Extracted records -
==============================

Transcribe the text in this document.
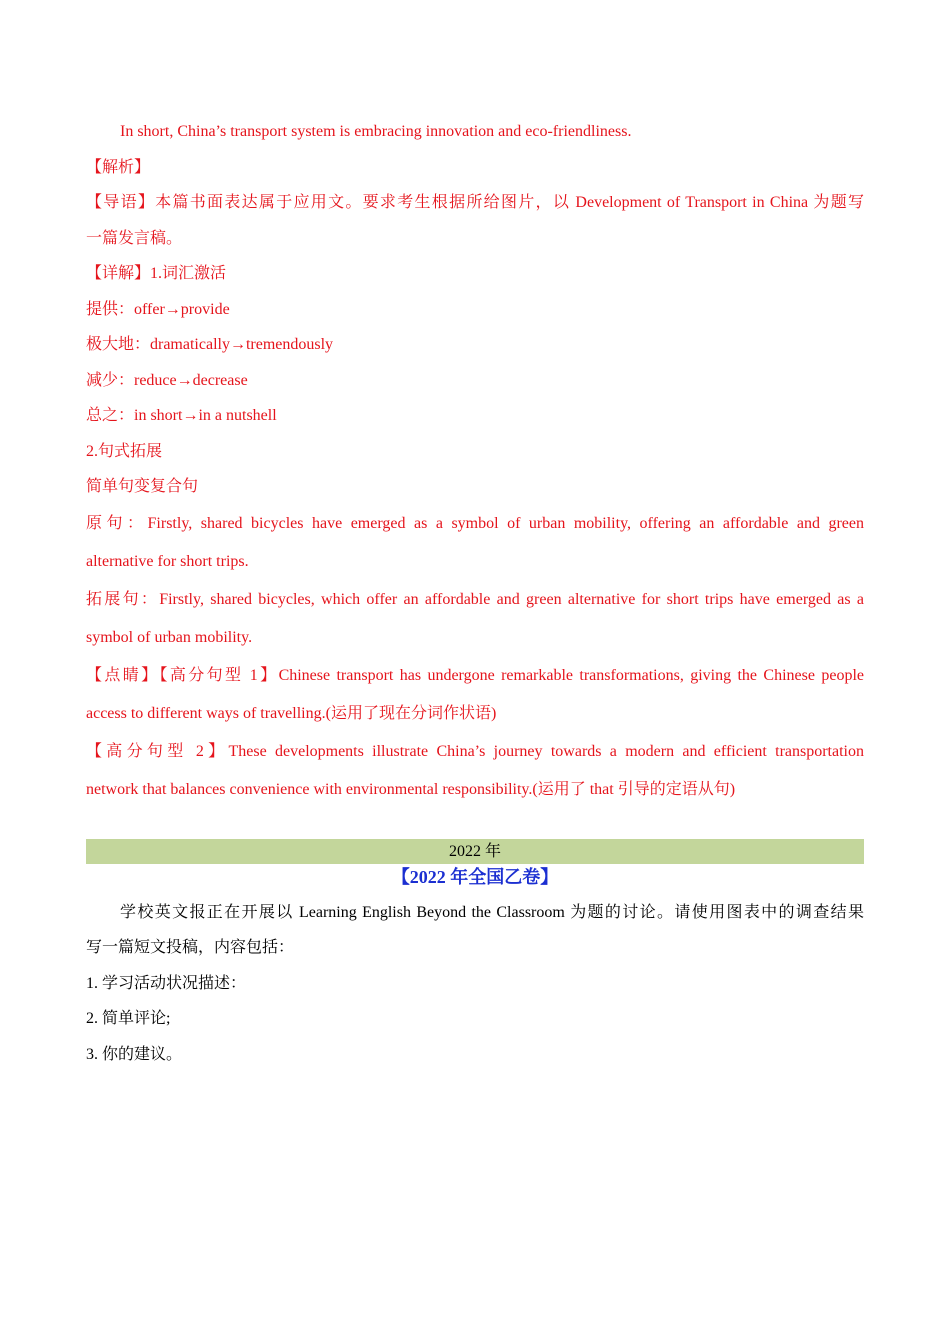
In short, China’s transport system is embracing innovation and eco-friendliness.

【解析】

【导语】本篇书面表达属于应用文。要求考生根据所给图片，以 Development of Transport in China 为题写

一篇发言稿。

【详解】1.词汇激活

提供：offer→provide

极大地：dramatically→tremendously

减少：reduce→decrease

总之：in short→in a nutshell

2.句式拓展

简单句变复合句

原句：Firstly, shared bicycles have emerged as a symbol of urban mobility, offering an affordable and green

alternative for short trips.

拓展句：Firstly, shared bicycles, which offer an affordable and green alternative for short trips have emerged as a

symbol of urban mobility.

【点睛】【高分句型 1】Chinese transport has undergone remarkable transformations, giving the Chinese people

access to different ways of travelling.(运用了现在分词作状语)

【高分句型 2】These developments illustrate China’s journey towards a modern and efficient transportation

network that balances convenience with environmental responsibility.(运用了 that 引导的定语从句)

2022 年

【2022 年全国乙卷】

学校英文报正在开展以 Learning English Beyond the Classroom 为题的讨论。请使用图表中的调查结果

写一篇短文投稿，内容包括：

1. 学习活动状况描述：

2. 简单评论;

3. 你的建议。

==============================

Problem to work on - Among the entries above, how many lines include the word "green"? Give the number with no comment.

Response - 2